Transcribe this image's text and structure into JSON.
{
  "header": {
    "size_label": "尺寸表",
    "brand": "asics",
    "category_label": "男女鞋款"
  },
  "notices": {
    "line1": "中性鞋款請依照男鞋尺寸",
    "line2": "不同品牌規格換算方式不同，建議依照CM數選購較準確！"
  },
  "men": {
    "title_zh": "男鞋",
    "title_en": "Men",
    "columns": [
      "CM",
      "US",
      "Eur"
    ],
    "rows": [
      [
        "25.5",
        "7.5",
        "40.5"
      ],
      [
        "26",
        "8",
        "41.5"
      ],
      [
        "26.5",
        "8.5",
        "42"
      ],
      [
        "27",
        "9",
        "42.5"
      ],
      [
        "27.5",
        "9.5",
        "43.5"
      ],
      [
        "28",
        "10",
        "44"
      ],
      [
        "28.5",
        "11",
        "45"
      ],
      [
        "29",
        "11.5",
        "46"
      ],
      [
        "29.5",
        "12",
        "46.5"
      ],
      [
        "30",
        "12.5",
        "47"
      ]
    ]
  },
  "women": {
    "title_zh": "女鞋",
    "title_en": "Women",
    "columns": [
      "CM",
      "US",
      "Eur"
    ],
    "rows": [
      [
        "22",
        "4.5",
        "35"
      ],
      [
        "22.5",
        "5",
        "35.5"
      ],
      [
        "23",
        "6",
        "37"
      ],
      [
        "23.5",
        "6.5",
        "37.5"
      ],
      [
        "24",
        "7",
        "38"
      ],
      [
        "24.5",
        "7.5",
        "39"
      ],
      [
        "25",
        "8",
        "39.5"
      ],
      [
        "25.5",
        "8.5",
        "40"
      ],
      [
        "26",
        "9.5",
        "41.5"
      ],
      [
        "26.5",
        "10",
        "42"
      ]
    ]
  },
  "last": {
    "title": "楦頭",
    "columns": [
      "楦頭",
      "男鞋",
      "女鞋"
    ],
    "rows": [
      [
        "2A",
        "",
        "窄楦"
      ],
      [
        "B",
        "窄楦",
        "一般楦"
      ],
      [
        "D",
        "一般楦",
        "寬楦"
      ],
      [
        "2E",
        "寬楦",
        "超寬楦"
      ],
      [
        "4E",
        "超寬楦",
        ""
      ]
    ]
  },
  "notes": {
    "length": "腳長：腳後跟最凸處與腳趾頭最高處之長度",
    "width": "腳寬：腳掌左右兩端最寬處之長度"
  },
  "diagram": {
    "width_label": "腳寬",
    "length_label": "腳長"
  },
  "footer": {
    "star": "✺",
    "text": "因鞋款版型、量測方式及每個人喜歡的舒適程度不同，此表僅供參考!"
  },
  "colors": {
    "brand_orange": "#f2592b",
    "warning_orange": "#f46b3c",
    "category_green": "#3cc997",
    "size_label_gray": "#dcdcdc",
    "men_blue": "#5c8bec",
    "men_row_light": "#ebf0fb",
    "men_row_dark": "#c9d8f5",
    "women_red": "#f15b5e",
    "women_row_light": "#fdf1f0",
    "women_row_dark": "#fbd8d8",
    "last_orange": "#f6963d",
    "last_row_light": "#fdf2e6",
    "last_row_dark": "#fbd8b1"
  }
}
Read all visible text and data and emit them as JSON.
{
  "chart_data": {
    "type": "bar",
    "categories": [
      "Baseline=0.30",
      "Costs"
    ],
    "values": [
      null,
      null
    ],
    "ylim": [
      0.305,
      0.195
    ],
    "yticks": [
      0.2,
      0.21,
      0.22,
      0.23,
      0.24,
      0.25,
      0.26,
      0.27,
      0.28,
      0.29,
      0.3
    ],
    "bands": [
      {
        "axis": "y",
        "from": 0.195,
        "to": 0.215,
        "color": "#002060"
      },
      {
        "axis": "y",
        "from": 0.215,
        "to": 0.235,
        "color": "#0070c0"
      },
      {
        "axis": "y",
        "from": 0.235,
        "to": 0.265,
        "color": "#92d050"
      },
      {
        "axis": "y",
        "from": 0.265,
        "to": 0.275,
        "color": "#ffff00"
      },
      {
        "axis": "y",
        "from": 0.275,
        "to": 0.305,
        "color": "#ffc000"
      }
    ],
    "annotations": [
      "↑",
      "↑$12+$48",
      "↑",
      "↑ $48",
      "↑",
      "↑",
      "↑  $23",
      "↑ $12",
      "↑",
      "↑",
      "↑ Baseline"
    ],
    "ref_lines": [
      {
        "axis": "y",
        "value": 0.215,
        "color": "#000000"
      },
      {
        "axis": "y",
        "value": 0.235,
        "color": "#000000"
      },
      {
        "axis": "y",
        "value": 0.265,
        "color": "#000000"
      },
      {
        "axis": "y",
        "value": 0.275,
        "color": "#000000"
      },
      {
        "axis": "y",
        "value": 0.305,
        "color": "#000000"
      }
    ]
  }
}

# SHORT PROBLEM
Give the records above again, word for word.

# SOLUTION FOR THIS TASK
Transcribe this image's text and structure into JSON.
{
  "header": {
    "size_label": "尺寸表",
    "brand": "asics",
    "category_label": "男女鞋款"
  },
  "notices": {
    "line1": "中性鞋款請依照男鞋尺寸",
    "line2": "不同品牌規格換算方式不同，建議依照CM數選購較準確！"
  },
  "men": {
    "title_zh": "男鞋",
    "title_en": "Men",
    "columns": [
      "CM",
      "US",
      "Eur"
    ],
    "rows": [
      [
        "25.5",
        "7.5",
        "40.5"
      ],
      [
        "26",
        "8",
        "41.5"
      ],
      [
        "26.5",
        "8.5",
        "42"
      ],
      [
        "27",
        "9",
        "42.5"
      ],
      [
        "27.5",
        "9.5",
        "43.5"
      ],
      [
        "28",
        "10",
        "44"
      ],
      [
        "28.5",
        "11",
        "45"
      ],
      [
        "29",
        "11.5",
        "46"
      ],
      [
        "29.5",
        "12",
        "46.5"
      ],
      [
        "30",
        "12.5",
        "47"
      ]
    ]
  },
  "women": {
    "title_zh": "女鞋",
    "title_en": "Women",
    "columns": [
      "CM",
      "US",
      "Eur"
    ],
    "rows": [
      [
        "22",
        "4.5",
        "35"
      ],
      [
        "22.5",
        "5",
        "35.5"
      ],
      [
        "23",
        "6",
        "37"
      ],
      [
        "23.5",
        "6.5",
        "37.5"
      ],
      [
        "24",
        "7",
        "38"
      ],
      [
        "24.5",
        "7.5",
        "39"
      ],
      [
        "25",
        "8",
        "39.5"
      ],
      [
        "25.5",
        "8.5",
        "40"
      ],
      [
        "26",
        "9.5",
        "41.5"
      ],
      [
        "26.5",
        "10",
        "42"
      ]
    ]
  },
  "last": {
    "title": "楦頭",
    "columns": [
      "楦頭",
      "男鞋",
      "女鞋"
    ],
    "rows": [
      [
        "2A",
        "",
        "窄楦"
      ],
      [
        "B",
        "窄楦",
        "一般楦"
      ],
      [
        "D",
        "一般楦",
        "寬楦"
      ],
      [
        "2E",
        "寬楦",
        "超寬楦"
      ],
      [
        "4E",
        "超寬楦",
        ""
      ]
    ]
  },
  "notes": {
    "length": "腳長：腳後跟最凸處與腳趾頭最高處之長度",
    "width": "腳寬：腳掌左右兩端最寬處之長度"
  },
  "diagram": {
    "width_label": "腳寬",
    "length_label": "腳長"
  },
  "footer": {
    "star": "✺",
    "text": "因鞋款版型、量測方式及每個人喜歡的舒適程度不同，此表僅供參考!"
  },
  "colors": {
    "brand_orange": "#f2592b",
    "warning_orange": "#f46b3c",
    "category_green": "#3cc997",
    "size_label_gray": "#dcdcdc",
    "men_blue": "#5c8bec",
    "men_row_light": "#ebf0fb",
    "men_row_dark": "#c9d8f5",
    "women_red": "#f15b5e",
    "women_row_light": "#fdf1f0",
    "women_row_dark": "#fbd8d8",
    "last_orange": "#f6963d",
    "last_row_light": "#fdf2e6",
    "last_row_dark": "#fbd8b1"
  }
}
Read all visible text and data and emit them as JSON.
{
  "chart_data": {
    "type": "bar",
    "categories": [
      "Baseline=0.30",
      "Costs"
    ],
    "values": [
      null,
      null
    ],
    "ylim": [
      0.305,
      0.195
    ],
    "yticks": [
      0.2,
      0.21,
      0.22,
      0.23,
      0.24,
      0.25,
      0.26,
      0.27,
      0.28,
      0.29,
      0.3
    ],
    "bands": [
      {
        "axis": "y",
        "from": 0.195,
        "to": 0.215,
        "color": "#002060"
      },
      {
        "axis": "y",
        "from": 0.215,
        "to": 0.235,
        "color": "#0070c0"
      },
      {
        "axis": "y",
        "from": 0.235,
        "to": 0.265,
        "color": "#92d050"
      },
      {
        "axis": "y",
        "from": 0.265,
        "to": 0.275,
        "color": "#ffff00"
      },
      {
        "axis": "y",
        "from": 0.275,
        "to": 0.305,
        "color": "#ffc000"
      }
    ],
    "annotations": [
      "↑",
      "↑$12+$48",
      "↑",
      "↑ $48",
      "↑",
      "↑",
      "↑  $23",
      "↑ $12",
      "↑",
      "↑",
      "↑ Baseline"
    ],
    "ref_lines": [
      {
        "axis": "y",
        "value": 0.215,
        "color": "#000000"
      },
      {
        "axis": "y",
        "value": 0.235,
        "color": "#000000"
      },
      {
        "axis": "y",
        "value": 0.265,
        "color": "#000000"
      },
      {
        "axis": "y",
        "value": 0.275,
        "color": "#000000"
      },
      {
        "axis": "y",
        "value": 0.305,
        "color": "#000000"
      }
    ]
  }
}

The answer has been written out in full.